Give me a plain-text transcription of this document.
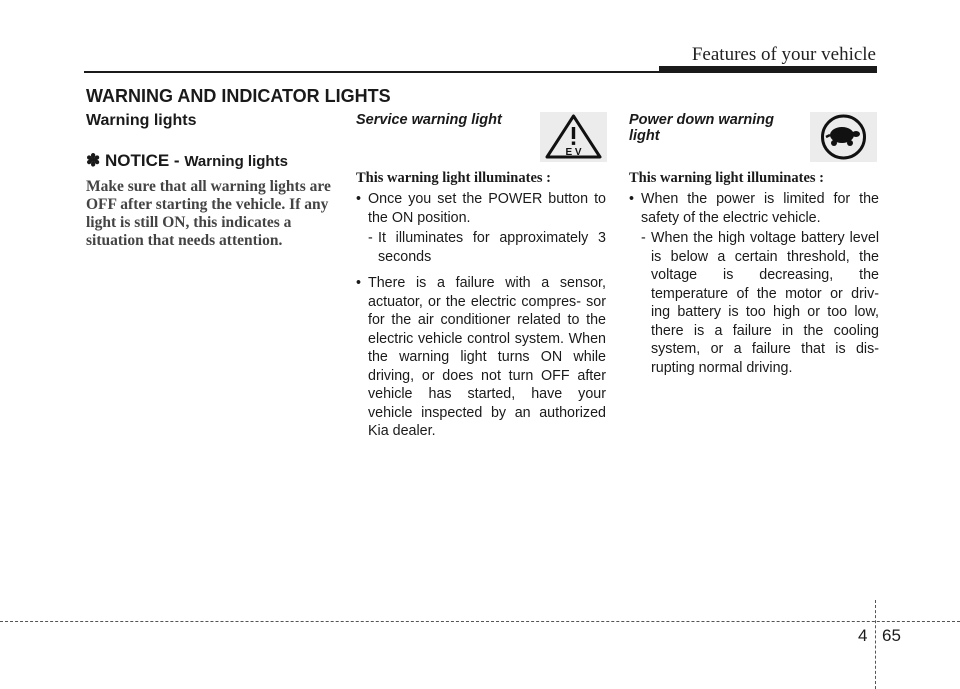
Features of your vehicle
WARNING AND INDICATOR LIGHTS

Warning lights

✽ NOTICE - Warning lights

Make sure that all warning lights are OFF after starting the vehicle. If any light is still ON, this indicates a situation that needs attention.

Service warning light

This warning light illuminates :

• Once you set the POWER button to the ON position.
- It illuminates for approximately 3 seconds
• There is a failure with a sensor, actuator, or the electric compres- sor for the air conditioner related to the electric vehicle control system. When the warning light turns ON while driving, or does not turn OFF after vehicle has started, have your vehicle inspected by an authorized Kia dealer.
E V

Power down warning light

This warning light illuminates :

• When the power is limited for the safety of the electric vehicle.
- When the high voltage battery level is below a certain threshold, the voltage is decreasing, the temperature of the motor or driv- ing battery is too high or too low, there is a failure in the cooling system, or a failure that is dis- rupting normal driving.
4 65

** Directive **
Reproduce all entries exactly. Pictures do not belong in the copy.

** Solution for this exercise **
Give me a plain-text transcription of this document.
Features of your vehicle
WARNING AND INDICATOR LIGHTS

Warning lights

✽ NOTICE - Warning lights

Make sure that all warning lights are OFF after starting the vehicle. If any light is still ON, this indicates a situation that needs attention.

Service warning light

This warning light illuminates :

• Once you set the POWER button to the ON position.
- It illuminates for approximately 3 seconds
• There is a failure with a sensor, actuator, or the electric compres- sor for the air conditioner related to the electric vehicle control system. When the warning light turns ON while driving, or does not turn OFF after vehicle has started, have your vehicle inspected by an authorized Kia dealer.
E V

Power down warning light

This warning light illuminates :

• When the power is limited for the safety of the electric vehicle.
- When the high voltage battery level is below a certain threshold, the voltage is decreasing, the temperature of the motor or driv- ing battery is too high or too low, there is a failure in the cooling system, or a failure that is dis- rupting normal driving.
4 65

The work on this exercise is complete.